### EXERCISE DIRECTIONS
Which lines in the records below contain the word "Емельянов"? Copy each of them.

### THE RECORDS
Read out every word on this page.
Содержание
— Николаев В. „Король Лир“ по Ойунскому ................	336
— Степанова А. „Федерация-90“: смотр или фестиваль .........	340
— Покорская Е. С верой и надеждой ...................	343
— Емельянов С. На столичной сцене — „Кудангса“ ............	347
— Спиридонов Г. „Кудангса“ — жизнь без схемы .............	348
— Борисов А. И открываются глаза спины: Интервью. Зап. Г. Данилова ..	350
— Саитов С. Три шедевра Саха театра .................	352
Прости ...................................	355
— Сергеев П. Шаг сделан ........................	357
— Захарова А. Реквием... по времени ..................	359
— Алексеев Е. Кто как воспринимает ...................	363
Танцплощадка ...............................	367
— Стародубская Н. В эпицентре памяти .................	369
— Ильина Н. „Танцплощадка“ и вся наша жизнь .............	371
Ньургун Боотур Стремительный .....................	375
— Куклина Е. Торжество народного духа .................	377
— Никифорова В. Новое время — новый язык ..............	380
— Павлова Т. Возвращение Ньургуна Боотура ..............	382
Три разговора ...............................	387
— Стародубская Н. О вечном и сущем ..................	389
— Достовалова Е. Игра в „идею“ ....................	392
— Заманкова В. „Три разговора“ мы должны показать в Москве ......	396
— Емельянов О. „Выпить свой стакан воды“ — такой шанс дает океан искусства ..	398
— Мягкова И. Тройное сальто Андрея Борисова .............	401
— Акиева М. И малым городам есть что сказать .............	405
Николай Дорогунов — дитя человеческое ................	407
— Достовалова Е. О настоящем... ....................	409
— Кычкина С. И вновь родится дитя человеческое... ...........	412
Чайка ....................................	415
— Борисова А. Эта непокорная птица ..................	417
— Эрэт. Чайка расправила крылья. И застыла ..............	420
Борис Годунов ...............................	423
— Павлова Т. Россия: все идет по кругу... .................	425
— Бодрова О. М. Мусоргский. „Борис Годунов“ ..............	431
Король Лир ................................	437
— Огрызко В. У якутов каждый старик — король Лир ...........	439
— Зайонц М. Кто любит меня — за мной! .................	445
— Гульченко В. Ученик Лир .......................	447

### WRITTEN REPLY
— Емельянов С. На столичной сцене — „Кудангса“ ............	347
— Емельянов О. „Выпить свой стакан воды“ — такой шанс дает океан искусства ..	398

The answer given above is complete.